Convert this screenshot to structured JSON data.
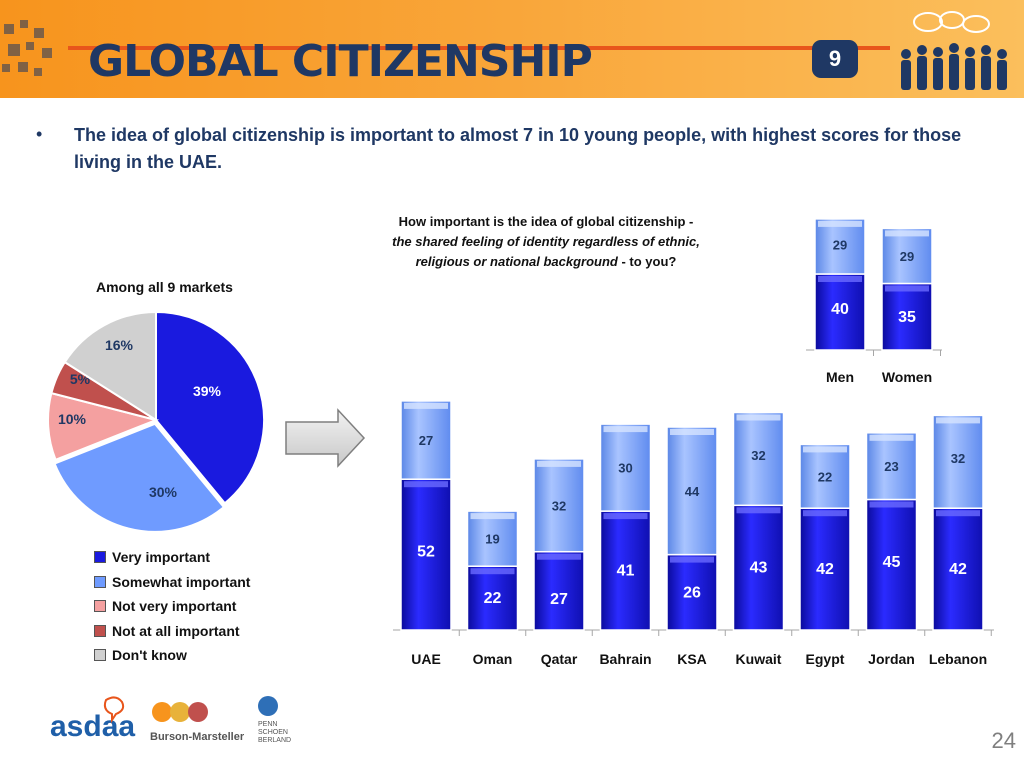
{
  "header": {
    "title": "GLOBAL CITIZENSHIP",
    "badge": "9",
    "accent": "#f7941d",
    "title_color": "#1f3864"
  },
  "bullet": {
    "symbol": "•",
    "text": "The idea of global citizenship is important to almost 7 in 10 young people, with highest scores for those living in the UAE."
  },
  "question": {
    "line1": "How important is the idea of global citizenship -",
    "line2_italic": "the shared feeling of identity regardless of ethnic,",
    "line3_italic": "religious or national background",
    "line3_rest": " - to you?"
  },
  "pie_caption": "Among all 9 markets",
  "logos": {
    "asdaa": "asdaa",
    "burson": "Burson-Marsteller",
    "psb": [
      "PENN",
      "SCHOEN",
      "BERLAND"
    ]
  },
  "page_number": "24",
  "colors": {
    "very": "#1a1adf",
    "somewhat": "#6f9bff",
    "notvery": "#f4a0a0",
    "notatall": "#c0504d",
    "dontknow": "#d0d0d0"
  },
  "chart_data": [
    {
      "type": "pie",
      "title": "Among all 9 markets",
      "slices": [
        {
          "label": "Very important",
          "value": 39,
          "text": "39%",
          "color": "#1a1adf"
        },
        {
          "label": "Somewhat important",
          "value": 30,
          "text": "30%",
          "color": "#6f9bff"
        },
        {
          "label": "Not very important",
          "value": 10,
          "text": "10%",
          "color": "#f4a0a0"
        },
        {
          "label": "Not at all important",
          "value": 5,
          "text": "5%",
          "color": "#c0504d"
        },
        {
          "label": "Don't know",
          "value": 16,
          "text": "16%",
          "color": "#d0d0d0"
        }
      ],
      "legend": [
        "Very important",
        "Somewhat important",
        "Not very important",
        "Not at all important",
        "Don't know"
      ],
      "legend_position": "bottom"
    },
    {
      "type": "bar",
      "stacked": true,
      "categories": [
        "UAE",
        "Oman",
        "Qatar",
        "Bahrain",
        "KSA",
        "Kuwait",
        "Egypt",
        "Jordan",
        "Lebanon"
      ],
      "series": [
        {
          "name": "Very important",
          "values": [
            52,
            22,
            27,
            41,
            26,
            43,
            42,
            45,
            42
          ]
        },
        {
          "name": "Somewhat important",
          "values": [
            27,
            19,
            32,
            30,
            44,
            32,
            22,
            23,
            32
          ]
        }
      ]
    },
    {
      "type": "bar",
      "stacked": true,
      "categories": [
        "Men",
        "Women"
      ],
      "series": [
        {
          "name": "Very important",
          "values": [
            40,
            35
          ]
        },
        {
          "name": "Somewhat important",
          "values": [
            29,
            29
          ]
        }
      ]
    }
  ]
}
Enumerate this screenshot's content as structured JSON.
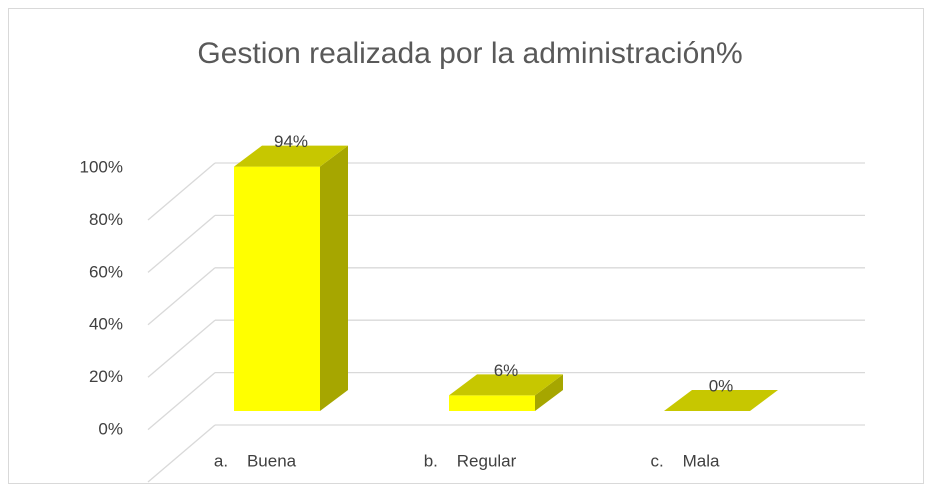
{
  "chart_data": {
    "type": "bar3d",
    "title": "Gestion realizada por la administración%",
    "categories": [
      "a.    Buena",
      "b.    Regular",
      "c.    Mala"
    ],
    "values": [
      94,
      6,
      0
    ],
    "value_labels": [
      "94%",
      "6%",
      "0%"
    ],
    "color": "#ffff00",
    "ylim": [
      0,
      100
    ],
    "yticks": [
      {
        "value": 0,
        "label": "0%"
      },
      {
        "value": 20,
        "label": "20%"
      },
      {
        "value": 40,
        "label": "40%"
      },
      {
        "value": 60,
        "label": "60%"
      },
      {
        "value": 80,
        "label": "80%"
      },
      {
        "value": 100,
        "label": "100%"
      }
    ],
    "grid": true
  }
}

* * * * * * * * *

WHAT YOU HAVE TO DO>
Starting at the line with "Enumerate this screenshot's", output each line through the final one of the listing above, and nothing else. Pictures are to be left out.

RESPONSE FOR THIS EXERCISE>
Enumerate this screenshot's content as structured JSON.
{
  "chart_data": {
    "type": "bar3d",
    "title": "Gestion realizada por la administración%",
    "categories": [
      "a.    Buena",
      "b.    Regular",
      "c.    Mala"
    ],
    "values": [
      94,
      6,
      0
    ],
    "value_labels": [
      "94%",
      "6%",
      "0%"
    ],
    "color": "#ffff00",
    "ylim": [
      0,
      100
    ],
    "yticks": [
      {
        "value": 0,
        "label": "0%"
      },
      {
        "value": 20,
        "label": "20%"
      },
      {
        "value": 40,
        "label": "40%"
      },
      {
        "value": 60,
        "label": "60%"
      },
      {
        "value": 80,
        "label": "80%"
      },
      {
        "value": 100,
        "label": "100%"
      }
    ],
    "grid": true
  }
}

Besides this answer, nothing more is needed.